- _Exercise task_
Every line that includes the word "object" is to be listed.

────

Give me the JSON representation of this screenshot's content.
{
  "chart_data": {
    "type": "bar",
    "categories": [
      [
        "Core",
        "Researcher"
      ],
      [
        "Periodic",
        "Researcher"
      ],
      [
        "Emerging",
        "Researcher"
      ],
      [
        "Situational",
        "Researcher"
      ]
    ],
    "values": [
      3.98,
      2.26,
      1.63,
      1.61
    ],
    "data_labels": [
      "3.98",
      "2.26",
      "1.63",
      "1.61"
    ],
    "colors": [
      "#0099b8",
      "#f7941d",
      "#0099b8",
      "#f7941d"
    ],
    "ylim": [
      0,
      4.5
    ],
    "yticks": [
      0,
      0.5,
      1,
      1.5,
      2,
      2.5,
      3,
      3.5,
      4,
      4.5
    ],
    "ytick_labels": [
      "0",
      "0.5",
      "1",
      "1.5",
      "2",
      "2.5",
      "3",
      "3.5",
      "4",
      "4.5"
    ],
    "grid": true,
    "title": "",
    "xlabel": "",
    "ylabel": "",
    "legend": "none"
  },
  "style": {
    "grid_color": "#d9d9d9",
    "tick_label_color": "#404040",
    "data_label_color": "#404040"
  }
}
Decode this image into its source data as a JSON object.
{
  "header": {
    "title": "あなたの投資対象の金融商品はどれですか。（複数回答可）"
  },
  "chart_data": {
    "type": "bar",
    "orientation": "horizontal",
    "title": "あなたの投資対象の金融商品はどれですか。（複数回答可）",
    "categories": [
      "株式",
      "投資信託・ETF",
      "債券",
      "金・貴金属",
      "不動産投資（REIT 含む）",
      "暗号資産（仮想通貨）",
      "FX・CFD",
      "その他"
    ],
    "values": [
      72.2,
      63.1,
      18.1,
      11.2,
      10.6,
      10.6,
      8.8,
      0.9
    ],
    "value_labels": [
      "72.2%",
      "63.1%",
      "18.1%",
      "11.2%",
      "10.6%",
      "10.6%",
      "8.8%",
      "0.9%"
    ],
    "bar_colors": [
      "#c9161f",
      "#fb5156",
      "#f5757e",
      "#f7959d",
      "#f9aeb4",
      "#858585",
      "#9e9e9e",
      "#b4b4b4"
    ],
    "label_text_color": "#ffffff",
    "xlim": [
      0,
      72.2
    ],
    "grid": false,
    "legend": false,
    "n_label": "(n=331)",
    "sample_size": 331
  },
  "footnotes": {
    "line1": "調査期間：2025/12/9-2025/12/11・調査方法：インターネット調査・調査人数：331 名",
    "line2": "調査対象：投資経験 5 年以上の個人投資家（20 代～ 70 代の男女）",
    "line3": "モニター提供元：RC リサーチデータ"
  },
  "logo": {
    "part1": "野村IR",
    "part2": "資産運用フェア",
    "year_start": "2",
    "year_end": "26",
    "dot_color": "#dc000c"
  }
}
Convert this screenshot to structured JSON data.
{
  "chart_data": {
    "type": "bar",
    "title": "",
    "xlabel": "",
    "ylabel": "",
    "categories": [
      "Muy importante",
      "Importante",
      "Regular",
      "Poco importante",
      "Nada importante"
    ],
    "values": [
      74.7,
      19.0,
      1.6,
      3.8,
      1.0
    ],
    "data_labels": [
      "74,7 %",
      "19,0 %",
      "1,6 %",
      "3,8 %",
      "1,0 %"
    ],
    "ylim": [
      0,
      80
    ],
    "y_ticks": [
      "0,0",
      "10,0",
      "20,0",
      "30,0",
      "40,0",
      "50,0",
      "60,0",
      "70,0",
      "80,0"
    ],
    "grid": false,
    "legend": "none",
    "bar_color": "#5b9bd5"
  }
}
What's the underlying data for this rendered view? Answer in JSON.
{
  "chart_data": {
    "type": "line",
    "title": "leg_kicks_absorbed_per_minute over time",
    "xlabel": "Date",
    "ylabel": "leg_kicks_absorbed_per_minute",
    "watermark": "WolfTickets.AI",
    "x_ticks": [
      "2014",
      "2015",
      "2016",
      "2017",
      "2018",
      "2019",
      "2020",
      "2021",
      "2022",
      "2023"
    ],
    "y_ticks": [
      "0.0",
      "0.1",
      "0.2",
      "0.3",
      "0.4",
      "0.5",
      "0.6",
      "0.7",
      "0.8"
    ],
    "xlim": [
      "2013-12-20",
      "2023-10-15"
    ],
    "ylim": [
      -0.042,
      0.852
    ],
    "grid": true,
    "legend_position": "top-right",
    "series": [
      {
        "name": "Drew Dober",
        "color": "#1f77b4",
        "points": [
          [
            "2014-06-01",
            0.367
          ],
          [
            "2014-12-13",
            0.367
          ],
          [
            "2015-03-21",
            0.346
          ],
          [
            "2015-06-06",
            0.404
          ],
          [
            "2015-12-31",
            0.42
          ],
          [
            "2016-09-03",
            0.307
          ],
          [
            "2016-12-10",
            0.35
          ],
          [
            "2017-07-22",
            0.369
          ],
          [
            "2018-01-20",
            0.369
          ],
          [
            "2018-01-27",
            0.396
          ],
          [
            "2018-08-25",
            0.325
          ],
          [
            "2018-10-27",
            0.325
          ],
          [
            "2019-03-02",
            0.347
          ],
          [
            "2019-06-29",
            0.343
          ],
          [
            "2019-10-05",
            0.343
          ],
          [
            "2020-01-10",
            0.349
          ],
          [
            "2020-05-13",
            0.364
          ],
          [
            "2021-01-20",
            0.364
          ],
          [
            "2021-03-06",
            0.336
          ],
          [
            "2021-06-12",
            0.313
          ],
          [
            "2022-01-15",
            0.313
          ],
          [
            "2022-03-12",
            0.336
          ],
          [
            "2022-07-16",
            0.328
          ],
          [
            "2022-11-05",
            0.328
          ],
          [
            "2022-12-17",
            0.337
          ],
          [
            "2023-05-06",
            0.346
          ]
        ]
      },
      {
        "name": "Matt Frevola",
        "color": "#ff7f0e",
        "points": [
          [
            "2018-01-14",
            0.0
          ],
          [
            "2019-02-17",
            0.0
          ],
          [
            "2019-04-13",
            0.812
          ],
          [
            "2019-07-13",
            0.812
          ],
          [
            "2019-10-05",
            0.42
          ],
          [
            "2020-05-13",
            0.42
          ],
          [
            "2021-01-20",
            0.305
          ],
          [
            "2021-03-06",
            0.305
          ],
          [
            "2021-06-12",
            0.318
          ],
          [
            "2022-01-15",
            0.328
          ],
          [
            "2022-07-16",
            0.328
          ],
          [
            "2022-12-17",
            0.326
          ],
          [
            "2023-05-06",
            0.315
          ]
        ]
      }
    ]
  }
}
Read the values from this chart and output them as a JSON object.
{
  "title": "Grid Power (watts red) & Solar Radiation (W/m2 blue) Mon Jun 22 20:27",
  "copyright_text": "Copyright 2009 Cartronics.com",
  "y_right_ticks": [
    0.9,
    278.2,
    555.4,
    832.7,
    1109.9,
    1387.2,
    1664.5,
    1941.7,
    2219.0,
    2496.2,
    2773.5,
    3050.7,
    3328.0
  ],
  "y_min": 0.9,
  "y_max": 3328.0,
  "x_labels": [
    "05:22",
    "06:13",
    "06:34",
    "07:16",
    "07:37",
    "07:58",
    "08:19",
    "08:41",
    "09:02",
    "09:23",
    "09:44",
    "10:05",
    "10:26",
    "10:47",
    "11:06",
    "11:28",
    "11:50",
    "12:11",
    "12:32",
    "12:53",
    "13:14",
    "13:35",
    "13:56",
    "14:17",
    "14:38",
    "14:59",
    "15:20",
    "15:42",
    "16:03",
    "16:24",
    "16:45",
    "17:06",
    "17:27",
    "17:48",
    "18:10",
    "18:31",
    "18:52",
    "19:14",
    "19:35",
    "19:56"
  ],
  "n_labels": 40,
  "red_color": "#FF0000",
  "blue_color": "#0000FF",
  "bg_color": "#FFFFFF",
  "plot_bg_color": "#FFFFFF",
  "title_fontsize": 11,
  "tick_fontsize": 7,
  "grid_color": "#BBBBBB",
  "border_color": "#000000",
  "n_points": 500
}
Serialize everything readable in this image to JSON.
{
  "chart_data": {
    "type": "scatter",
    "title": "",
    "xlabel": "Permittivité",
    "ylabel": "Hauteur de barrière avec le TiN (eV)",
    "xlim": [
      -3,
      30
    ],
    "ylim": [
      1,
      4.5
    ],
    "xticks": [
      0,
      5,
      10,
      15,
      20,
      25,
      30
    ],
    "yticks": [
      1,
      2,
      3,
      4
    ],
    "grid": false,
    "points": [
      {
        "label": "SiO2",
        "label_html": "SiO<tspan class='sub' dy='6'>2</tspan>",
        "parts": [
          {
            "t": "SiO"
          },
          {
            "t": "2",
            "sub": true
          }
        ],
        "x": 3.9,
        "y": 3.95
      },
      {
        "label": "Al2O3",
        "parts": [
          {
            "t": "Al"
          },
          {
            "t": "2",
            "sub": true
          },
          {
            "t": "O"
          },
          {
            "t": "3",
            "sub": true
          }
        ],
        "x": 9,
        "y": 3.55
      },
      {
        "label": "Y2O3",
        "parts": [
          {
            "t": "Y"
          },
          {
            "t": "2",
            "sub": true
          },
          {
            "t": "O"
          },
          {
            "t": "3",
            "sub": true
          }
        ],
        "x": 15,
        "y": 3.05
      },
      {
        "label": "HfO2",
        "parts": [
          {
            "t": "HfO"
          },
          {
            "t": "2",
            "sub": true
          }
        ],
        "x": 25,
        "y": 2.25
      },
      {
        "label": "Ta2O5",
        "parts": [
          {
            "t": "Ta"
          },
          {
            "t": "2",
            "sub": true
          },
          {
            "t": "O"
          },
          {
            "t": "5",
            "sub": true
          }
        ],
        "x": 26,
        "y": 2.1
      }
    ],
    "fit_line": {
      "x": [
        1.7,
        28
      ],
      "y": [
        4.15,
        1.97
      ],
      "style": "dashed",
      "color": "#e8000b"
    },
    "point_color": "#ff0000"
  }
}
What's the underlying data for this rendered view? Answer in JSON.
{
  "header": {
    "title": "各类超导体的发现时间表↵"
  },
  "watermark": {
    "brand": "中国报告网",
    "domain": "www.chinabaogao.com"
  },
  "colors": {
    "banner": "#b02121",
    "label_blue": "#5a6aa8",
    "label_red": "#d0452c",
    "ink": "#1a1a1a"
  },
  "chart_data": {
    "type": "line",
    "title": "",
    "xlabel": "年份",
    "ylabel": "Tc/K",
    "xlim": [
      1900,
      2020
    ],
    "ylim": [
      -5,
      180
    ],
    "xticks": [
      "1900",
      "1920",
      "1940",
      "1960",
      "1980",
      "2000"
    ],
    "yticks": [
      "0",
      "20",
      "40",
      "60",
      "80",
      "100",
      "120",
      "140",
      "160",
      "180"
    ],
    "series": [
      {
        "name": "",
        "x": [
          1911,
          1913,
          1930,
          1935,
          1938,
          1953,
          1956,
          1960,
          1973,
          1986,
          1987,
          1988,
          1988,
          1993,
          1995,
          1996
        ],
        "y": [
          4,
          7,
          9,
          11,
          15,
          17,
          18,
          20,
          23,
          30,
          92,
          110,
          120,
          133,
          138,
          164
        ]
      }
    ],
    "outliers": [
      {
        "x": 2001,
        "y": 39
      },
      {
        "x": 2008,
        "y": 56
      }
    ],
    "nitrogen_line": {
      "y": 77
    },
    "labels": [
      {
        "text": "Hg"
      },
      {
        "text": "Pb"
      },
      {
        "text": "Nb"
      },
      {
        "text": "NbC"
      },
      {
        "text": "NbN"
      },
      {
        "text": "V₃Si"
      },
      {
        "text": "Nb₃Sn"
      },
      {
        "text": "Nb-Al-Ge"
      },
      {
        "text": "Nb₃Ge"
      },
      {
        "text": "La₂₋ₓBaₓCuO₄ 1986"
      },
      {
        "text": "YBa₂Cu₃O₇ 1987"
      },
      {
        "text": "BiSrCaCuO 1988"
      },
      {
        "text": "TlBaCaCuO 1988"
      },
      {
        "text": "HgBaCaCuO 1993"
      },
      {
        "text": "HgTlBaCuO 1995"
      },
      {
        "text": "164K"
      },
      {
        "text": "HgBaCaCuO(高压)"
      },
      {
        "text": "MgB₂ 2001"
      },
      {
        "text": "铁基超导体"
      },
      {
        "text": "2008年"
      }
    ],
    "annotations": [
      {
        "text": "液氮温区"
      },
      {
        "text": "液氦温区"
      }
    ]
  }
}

────

- _The answer_
Decode this image into its source data as a JSON object.
Read the values from this chart and output them as a JSON object.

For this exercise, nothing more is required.